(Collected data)
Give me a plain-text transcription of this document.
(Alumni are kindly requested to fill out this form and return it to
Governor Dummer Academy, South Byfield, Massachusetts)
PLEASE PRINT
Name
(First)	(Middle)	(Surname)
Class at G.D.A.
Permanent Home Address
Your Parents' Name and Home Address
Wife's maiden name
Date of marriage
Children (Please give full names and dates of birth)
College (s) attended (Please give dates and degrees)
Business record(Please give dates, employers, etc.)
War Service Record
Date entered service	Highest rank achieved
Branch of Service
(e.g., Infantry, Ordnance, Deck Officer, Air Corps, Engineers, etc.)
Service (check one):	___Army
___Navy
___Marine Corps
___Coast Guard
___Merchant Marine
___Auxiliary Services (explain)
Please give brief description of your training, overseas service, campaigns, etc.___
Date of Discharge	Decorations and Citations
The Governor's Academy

• **Exercise objective**
Print the whole listing exactly as it is.

• **Response to the exercise**
Give me a plain-text transcription of this document.
(Alumni are kindly requested to fill out this form and return it to
Governor Dummer Academy, South Byfield, Massachusetts)
PLEASE PRINT
Name
(First)	(Middle)	(Surname)
Class at G.D.A.
Permanent Home Address
Your Parents' Name and Home Address
Wife's maiden name
Date of marriage
Children (Please give full names and dates of birth)
College (s) attended (Please give dates and degrees)
Business record(Please give dates, employers, etc.)
War Service Record
Date entered service	Highest rank achieved
Branch of Service
(e.g., Infantry, Ordnance, Deck Officer, Air Corps, Engineers, etc.)
Service (check one):	___Army
___Navy
___Marine Corps
___Coast Guard
___Merchant Marine
___Auxiliary Services (explain)
Please give brief description of your training, overseas service, campaigns, etc.___
Date of Discharge	Decorations and Citations
The Governor's Academy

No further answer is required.